*Objective*
What follows is a listing; give it again exactly, in its entirety.

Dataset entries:
○ ○ ○ ○
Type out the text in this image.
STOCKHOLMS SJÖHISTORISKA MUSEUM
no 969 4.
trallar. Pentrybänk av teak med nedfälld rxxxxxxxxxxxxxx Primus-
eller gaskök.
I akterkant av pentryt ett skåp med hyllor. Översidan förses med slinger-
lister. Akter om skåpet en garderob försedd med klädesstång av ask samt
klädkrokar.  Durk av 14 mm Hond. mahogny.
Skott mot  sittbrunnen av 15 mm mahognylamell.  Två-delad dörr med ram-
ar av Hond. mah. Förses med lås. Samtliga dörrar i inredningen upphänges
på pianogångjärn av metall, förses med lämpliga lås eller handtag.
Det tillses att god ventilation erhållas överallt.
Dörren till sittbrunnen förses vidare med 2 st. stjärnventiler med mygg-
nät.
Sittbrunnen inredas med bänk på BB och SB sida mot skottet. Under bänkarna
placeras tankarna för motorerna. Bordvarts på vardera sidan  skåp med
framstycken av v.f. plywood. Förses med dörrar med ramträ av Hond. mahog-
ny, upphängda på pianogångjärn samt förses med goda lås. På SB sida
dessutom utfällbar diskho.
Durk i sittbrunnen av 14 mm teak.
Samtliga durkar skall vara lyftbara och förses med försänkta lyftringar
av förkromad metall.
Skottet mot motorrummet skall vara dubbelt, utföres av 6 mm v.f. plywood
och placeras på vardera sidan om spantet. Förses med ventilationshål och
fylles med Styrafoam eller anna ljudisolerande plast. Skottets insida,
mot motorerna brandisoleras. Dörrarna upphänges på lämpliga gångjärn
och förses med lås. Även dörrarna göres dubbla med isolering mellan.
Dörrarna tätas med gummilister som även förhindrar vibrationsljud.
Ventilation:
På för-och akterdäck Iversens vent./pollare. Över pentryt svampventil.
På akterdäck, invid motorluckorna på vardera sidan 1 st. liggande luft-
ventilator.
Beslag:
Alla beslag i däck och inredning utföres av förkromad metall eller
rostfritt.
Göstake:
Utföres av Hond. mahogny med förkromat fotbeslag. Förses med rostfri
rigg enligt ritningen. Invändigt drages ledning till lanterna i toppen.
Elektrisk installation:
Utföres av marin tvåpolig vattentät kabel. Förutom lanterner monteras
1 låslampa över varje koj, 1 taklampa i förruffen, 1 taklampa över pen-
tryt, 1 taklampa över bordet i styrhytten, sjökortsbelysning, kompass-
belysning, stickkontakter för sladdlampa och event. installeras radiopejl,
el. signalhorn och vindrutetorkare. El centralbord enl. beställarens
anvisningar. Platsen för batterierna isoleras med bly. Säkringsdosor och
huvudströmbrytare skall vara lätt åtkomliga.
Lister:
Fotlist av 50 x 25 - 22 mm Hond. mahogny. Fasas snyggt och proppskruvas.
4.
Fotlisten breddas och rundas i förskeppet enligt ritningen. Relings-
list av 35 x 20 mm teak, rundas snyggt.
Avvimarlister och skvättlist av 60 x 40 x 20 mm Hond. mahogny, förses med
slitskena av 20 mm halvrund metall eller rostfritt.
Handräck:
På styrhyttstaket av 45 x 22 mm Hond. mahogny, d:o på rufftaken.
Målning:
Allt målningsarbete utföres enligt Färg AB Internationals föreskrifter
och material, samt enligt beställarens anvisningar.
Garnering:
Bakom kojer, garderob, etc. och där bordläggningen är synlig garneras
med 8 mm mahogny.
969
○ ○ ○ ○
*Result*
Type out the text in this image.
STOCKHOLMS SJÖHISTORISKA MUSEUM
no 969 4.
trallar. Pentrybänk av teak med nedfälld rxxxxxxxxxxxxxx Primus-
eller gaskök.
I akterkant av pentryt ett skåp med hyllor. Översidan förses med slinger-
lister. Akter om skåpet en garderob försedd med klädesstång av ask samt
klädkrokar.  Durk av 14 mm Hond. mahogny.
Skott mot  sittbrunnen av 15 mm mahognylamell.  Två-delad dörr med ram-
ar av Hond. mah. Förses med lås. Samtliga dörrar i inredningen upphänges
på pianogångjärn av metall, förses med lämpliga lås eller handtag.
Det tillses att god ventilation erhållas överallt.
Dörren till sittbrunnen förses vidare med 2 st. stjärnventiler med mygg-
nät.
Sittbrunnen inredas med bänk på BB och SB sida mot skottet. Under bänkarna
placeras tankarna för motorerna. Bordvarts på vardera sidan  skåp med
framstycken av v.f. plywood. Förses med dörrar med ramträ av Hond. mahog-
ny, upphängda på pianogångjärn samt förses med goda lås. På SB sida
dessutom utfällbar diskho.
Durk i sittbrunnen av 14 mm teak.
Samtliga durkar skall vara lyftbara och förses med försänkta lyftringar
av förkromad metall.
Skottet mot motorrummet skall vara dubbelt, utföres av 6 mm v.f. plywood
och placeras på vardera sidan om spantet. Förses med ventilationshål och
fylles med Styrafoam eller anna ljudisolerande plast. Skottets insida,
mot motorerna brandisoleras. Dörrarna upphänges på lämpliga gångjärn
och förses med lås. Även dörrarna göres dubbla med isolering mellan.
Dörrarna tätas med gummilister som även förhindrar vibrationsljud.
Ventilation:
På för-och akterdäck Iversens vent./pollare. Över pentryt svampventil.
På akterdäck, invid motorluckorna på vardera sidan 1 st. liggande luft-
ventilator.
Beslag:
Alla beslag i däck och inredning utföres av förkromad metall eller
rostfritt.
Göstake:
Utföres av Hond. mahogny med förkromat fotbeslag. Förses med rostfri
rigg enligt ritningen. Invändigt drages ledning till lanterna i toppen.
Elektrisk installation:
Utföres av marin tvåpolig vattentät kabel. Förutom lanterner monteras
1 låslampa över varje koj, 1 taklampa i förruffen, 1 taklampa över pen-
tryt, 1 taklampa över bordet i styrhytten, sjökortsbelysning, kompass-
belysning, stickkontakter för sladdlampa och event. installeras radiopejl,
el. signalhorn och vindrutetorkare. El centralbord enl. beställarens
anvisningar. Platsen för batterierna isoleras med bly. Säkringsdosor och
huvudströmbrytare skall vara lätt åtkomliga.
Lister:
Fotlist av 50 x 25 - 22 mm Hond. mahogny. Fasas snyggt och proppskruvas.
4.
Fotlisten breddas och rundas i förskeppet enligt ritningen. Relings-
list av 35 x 20 mm teak, rundas snyggt.
Avvimarlister och skvättlist av 60 x 40 x 20 mm Hond. mahogny, förses med
slitskena av 20 mm halvrund metall eller rostfritt.
Handräck:
På styrhyttstaket av 45 x 22 mm Hond. mahogny, d:o på rufftaken.
Målning:
Allt målningsarbete utföres enligt Färg AB Internationals föreskrifter
och material, samt enligt beställarens anvisningar.
Garnering:
Bakom kojer, garderob, etc. och där bordläggningen är synlig garneras
med 8 mm mahogny.
969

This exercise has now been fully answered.